* Short task *
What is the number of lines in these entries that contain "speed"? State it alone.
◆ ◆ ◆ ◆ ◆ ◆ ◆
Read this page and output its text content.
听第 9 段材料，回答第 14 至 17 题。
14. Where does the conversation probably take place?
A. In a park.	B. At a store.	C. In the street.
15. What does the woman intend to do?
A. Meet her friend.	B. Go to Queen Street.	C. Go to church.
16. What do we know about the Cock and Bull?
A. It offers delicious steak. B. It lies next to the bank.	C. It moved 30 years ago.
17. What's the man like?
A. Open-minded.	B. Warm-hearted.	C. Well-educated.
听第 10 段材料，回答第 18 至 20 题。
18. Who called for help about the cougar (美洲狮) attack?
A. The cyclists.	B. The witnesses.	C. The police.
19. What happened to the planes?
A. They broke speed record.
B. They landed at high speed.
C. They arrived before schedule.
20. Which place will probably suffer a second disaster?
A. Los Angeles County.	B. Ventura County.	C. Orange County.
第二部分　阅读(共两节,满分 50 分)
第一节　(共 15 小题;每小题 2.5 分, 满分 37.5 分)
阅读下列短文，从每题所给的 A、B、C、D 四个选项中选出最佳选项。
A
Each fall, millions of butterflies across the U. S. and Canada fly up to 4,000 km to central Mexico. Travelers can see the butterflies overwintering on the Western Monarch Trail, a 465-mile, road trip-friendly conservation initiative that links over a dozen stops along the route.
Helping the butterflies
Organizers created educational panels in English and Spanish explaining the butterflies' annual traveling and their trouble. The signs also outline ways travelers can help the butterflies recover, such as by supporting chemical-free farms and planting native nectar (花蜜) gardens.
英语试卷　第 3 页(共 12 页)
◆ ◆ ◆ ◆ ◆ ◆ ◆
* Answer *
2